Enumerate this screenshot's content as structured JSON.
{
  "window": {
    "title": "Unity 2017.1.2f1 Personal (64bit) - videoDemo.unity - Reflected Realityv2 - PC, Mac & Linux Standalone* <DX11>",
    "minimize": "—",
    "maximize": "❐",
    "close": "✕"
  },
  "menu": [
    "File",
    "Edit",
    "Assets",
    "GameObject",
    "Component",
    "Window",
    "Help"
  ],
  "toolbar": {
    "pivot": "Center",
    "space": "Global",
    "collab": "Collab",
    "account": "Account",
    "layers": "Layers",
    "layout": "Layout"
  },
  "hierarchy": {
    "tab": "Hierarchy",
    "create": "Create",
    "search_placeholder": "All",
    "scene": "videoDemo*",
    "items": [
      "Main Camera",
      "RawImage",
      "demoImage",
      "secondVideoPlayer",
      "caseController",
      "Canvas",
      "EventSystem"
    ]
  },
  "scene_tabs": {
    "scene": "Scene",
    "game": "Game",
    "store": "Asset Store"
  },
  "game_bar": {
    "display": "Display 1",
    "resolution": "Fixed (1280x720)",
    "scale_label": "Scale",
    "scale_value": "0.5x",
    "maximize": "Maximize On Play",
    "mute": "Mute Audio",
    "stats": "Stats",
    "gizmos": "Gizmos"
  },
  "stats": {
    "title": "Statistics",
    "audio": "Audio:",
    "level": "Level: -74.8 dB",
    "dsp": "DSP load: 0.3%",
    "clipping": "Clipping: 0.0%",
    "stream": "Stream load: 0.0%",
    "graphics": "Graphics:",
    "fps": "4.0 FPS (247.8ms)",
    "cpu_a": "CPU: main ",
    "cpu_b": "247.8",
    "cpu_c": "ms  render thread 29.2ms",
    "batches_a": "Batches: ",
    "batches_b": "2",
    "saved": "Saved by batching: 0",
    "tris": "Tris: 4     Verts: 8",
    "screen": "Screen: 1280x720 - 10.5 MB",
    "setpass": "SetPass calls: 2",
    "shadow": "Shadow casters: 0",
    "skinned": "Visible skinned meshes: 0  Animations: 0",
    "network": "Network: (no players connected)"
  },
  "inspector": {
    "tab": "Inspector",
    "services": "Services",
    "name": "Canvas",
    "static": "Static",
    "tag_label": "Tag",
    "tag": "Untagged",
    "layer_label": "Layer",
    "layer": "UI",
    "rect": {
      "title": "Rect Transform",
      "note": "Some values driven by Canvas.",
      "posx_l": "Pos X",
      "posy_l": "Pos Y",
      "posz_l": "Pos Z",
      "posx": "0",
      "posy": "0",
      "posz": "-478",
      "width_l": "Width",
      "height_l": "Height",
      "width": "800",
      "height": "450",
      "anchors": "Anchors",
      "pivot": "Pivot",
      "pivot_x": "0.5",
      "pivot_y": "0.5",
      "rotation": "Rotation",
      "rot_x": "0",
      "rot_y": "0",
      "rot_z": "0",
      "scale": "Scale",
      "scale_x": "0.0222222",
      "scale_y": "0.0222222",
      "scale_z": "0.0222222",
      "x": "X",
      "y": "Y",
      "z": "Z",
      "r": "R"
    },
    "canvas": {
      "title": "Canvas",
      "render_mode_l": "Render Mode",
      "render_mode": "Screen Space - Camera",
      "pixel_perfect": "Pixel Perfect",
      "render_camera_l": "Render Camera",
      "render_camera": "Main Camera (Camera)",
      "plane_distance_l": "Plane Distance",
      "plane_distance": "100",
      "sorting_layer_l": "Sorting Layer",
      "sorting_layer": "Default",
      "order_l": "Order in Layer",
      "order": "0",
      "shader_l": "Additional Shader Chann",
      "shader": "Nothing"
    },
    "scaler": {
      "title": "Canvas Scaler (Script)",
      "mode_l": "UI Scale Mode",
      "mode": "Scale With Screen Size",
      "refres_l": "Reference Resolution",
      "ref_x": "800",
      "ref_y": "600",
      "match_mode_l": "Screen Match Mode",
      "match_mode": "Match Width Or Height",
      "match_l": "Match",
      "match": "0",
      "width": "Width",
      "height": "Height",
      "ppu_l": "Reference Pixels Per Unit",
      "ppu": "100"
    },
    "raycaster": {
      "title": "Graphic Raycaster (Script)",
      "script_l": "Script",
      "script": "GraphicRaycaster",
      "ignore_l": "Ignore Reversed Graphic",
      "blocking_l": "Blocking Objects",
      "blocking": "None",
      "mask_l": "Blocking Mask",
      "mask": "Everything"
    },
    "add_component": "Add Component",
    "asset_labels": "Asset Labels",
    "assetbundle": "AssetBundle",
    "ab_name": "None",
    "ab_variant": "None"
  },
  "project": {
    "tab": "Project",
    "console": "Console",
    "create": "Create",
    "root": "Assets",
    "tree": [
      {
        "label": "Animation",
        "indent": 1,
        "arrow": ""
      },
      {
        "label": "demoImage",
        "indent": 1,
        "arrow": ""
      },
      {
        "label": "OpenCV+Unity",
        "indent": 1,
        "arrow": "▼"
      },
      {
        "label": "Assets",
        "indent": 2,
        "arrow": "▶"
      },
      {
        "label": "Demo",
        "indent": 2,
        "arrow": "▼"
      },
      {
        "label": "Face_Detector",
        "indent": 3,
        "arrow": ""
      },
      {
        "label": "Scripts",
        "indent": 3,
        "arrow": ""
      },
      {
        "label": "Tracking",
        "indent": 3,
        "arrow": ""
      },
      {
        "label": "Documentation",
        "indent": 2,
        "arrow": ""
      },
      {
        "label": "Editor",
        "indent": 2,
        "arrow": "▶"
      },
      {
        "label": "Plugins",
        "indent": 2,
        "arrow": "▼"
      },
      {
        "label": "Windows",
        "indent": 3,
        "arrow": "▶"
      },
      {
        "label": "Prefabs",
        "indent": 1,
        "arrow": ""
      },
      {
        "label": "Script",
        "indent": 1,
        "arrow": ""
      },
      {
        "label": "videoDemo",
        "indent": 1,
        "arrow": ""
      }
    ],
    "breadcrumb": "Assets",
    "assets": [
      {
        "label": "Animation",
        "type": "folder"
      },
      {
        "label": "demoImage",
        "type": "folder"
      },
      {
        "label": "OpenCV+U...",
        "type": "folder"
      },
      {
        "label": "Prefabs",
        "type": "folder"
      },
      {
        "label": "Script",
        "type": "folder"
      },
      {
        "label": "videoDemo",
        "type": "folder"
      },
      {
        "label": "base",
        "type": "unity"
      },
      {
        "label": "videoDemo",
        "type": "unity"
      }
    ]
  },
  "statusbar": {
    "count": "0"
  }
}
#####
# Aim:
Every entry needs to be retyped exactly.

# Exercise result:
Enumerate this screenshot's content as structured JSON.
{
  "window": {
    "title": "Unity 2017.1.2f1 Personal (64bit) - videoDemo.unity - Reflected Realityv2 - PC, Mac & Linux Standalone* <DX11>",
    "minimize": "—",
    "maximize": "❐",
    "close": "✕"
  },
  "menu": [
    "File",
    "Edit",
    "Assets",
    "GameObject",
    "Component",
    "Window",
    "Help"
  ],
  "toolbar": {
    "pivot": "Center",
    "space": "Global",
    "collab": "Collab",
    "account": "Account",
    "layers": "Layers",
    "layout": "Layout"
  },
  "hierarchy": {
    "tab": "Hierarchy",
    "create": "Create",
    "search_placeholder": "All",
    "scene": "videoDemo*",
    "items": [
      "Main Camera",
      "RawImage",
      "demoImage",
      "secondVideoPlayer",
      "caseController",
      "Canvas",
      "EventSystem"
    ]
  },
  "scene_tabs": {
    "scene": "Scene",
    "game": "Game",
    "store": "Asset Store"
  },
  "game_bar": {
    "display": "Display 1",
    "resolution": "Fixed (1280x720)",
    "scale_label": "Scale",
    "scale_value": "0.5x",
    "maximize": "Maximize On Play",
    "mute": "Mute Audio",
    "stats": "Stats",
    "gizmos": "Gizmos"
  },
  "stats": {
    "title": "Statistics",
    "audio": "Audio:",
    "level": "Level: -74.8 dB",
    "dsp": "DSP load: 0.3%",
    "clipping": "Clipping: 0.0%",
    "stream": "Stream load: 0.0%",
    "graphics": "Graphics:",
    "fps": "4.0 FPS (247.8ms)",
    "cpu_a": "CPU: main ",
    "cpu_b": "247.8",
    "cpu_c": "ms  render thread 29.2ms",
    "batches_a": "Batches: ",
    "batches_b": "2",
    "saved": "Saved by batching: 0",
    "tris": "Tris: 4     Verts: 8",
    "screen": "Screen: 1280x720 - 10.5 MB",
    "setpass": "SetPass calls: 2",
    "shadow": "Shadow casters: 0",
    "skinned": "Visible skinned meshes: 0  Animations: 0",
    "network": "Network: (no players connected)"
  },
  "inspector": {
    "tab": "Inspector",
    "services": "Services",
    "name": "Canvas",
    "static": "Static",
    "tag_label": "Tag",
    "tag": "Untagged",
    "layer_label": "Layer",
    "layer": "UI",
    "rect": {
      "title": "Rect Transform",
      "note": "Some values driven by Canvas.",
      "posx_l": "Pos X",
      "posy_l": "Pos Y",
      "posz_l": "Pos Z",
      "posx": "0",
      "posy": "0",
      "posz": "-478",
      "width_l": "Width",
      "height_l": "Height",
      "width": "800",
      "height": "450",
      "anchors": "Anchors",
      "pivot": "Pivot",
      "pivot_x": "0.5",
      "pivot_y": "0.5",
      "rotation": "Rotation",
      "rot_x": "0",
      "rot_y": "0",
      "rot_z": "0",
      "scale": "Scale",
      "scale_x": "0.0222222",
      "scale_y": "0.0222222",
      "scale_z": "0.0222222",
      "x": "X",
      "y": "Y",
      "z": "Z",
      "r": "R"
    },
    "canvas": {
      "title": "Canvas",
      "render_mode_l": "Render Mode",
      "render_mode": "Screen Space - Camera",
      "pixel_perfect": "Pixel Perfect",
      "render_camera_l": "Render Camera",
      "render_camera": "Main Camera (Camera)",
      "plane_distance_l": "Plane Distance",
      "plane_distance": "100",
      "sorting_layer_l": "Sorting Layer",
      "sorting_layer": "Default",
      "order_l": "Order in Layer",
      "order": "0",
      "shader_l": "Additional Shader Chann",
      "shader": "Nothing"
    },
    "scaler": {
      "title": "Canvas Scaler (Script)",
      "mode_l": "UI Scale Mode",
      "mode": "Scale With Screen Size",
      "refres_l": "Reference Resolution",
      "ref_x": "800",
      "ref_y": "600",
      "match_mode_l": "Screen Match Mode",
      "match_mode": "Match Width Or Height",
      "match_l": "Match",
      "match": "0",
      "width": "Width",
      "height": "Height",
      "ppu_l": "Reference Pixels Per Unit",
      "ppu": "100"
    },
    "raycaster": {
      "title": "Graphic Raycaster (Script)",
      "script_l": "Script",
      "script": "GraphicRaycaster",
      "ignore_l": "Ignore Reversed Graphic",
      "blocking_l": "Blocking Objects",
      "blocking": "None",
      "mask_l": "Blocking Mask",
      "mask": "Everything"
    },
    "add_component": "Add Component",
    "asset_labels": "Asset Labels",
    "assetbundle": "AssetBundle",
    "ab_name": "None",
    "ab_variant": "None"
  },
  "project": {
    "tab": "Project",
    "console": "Console",
    "create": "Create",
    "root": "Assets",
    "tree": [
      {
        "label": "Animation",
        "indent": 1,
        "arrow": ""
      },
      {
        "label": "demoImage",
        "indent": 1,
        "arrow": ""
      },
      {
        "label": "OpenCV+Unity",
        "indent": 1,
        "arrow": "▼"
      },
      {
        "label": "Assets",
        "indent": 2,
        "arrow": "▶"
      },
      {
        "label": "Demo",
        "indent": 2,
        "arrow": "▼"
      },
      {
        "label": "Face_Detector",
        "indent": 3,
        "arrow": ""
      },
      {
        "label": "Scripts",
        "indent": 3,
        "arrow": ""
      },
      {
        "label": "Tracking",
        "indent": 3,
        "arrow": ""
      },
      {
        "label": "Documentation",
        "indent": 2,
        "arrow": ""
      },
      {
        "label": "Editor",
        "indent": 2,
        "arrow": "▶"
      },
      {
        "label": "Plugins",
        "indent": 2,
        "arrow": "▼"
      },
      {
        "label": "Windows",
        "indent": 3,
        "arrow": "▶"
      },
      {
        "label": "Prefabs",
        "indent": 1,
        "arrow": ""
      },
      {
        "label": "Script",
        "indent": 1,
        "arrow": ""
      },
      {
        "label": "videoDemo",
        "indent": 1,
        "arrow": ""
      }
    ],
    "breadcrumb": "Assets",
    "assets": [
      {
        "label": "Animation",
        "type": "folder"
      },
      {
        "label": "demoImage",
        "type": "folder"
      },
      {
        "label": "OpenCV+U...",
        "type": "folder"
      },
      {
        "label": "Prefabs",
        "type": "folder"
      },
      {
        "label": "Script",
        "type": "folder"
      },
      {
        "label": "videoDemo",
        "type": "folder"
      },
      {
        "label": "base",
        "type": "unity"
      },
      {
        "label": "videoDemo",
        "type": "unity"
      }
    ]
  },
  "statusbar": {
    "count": "0"
  }
}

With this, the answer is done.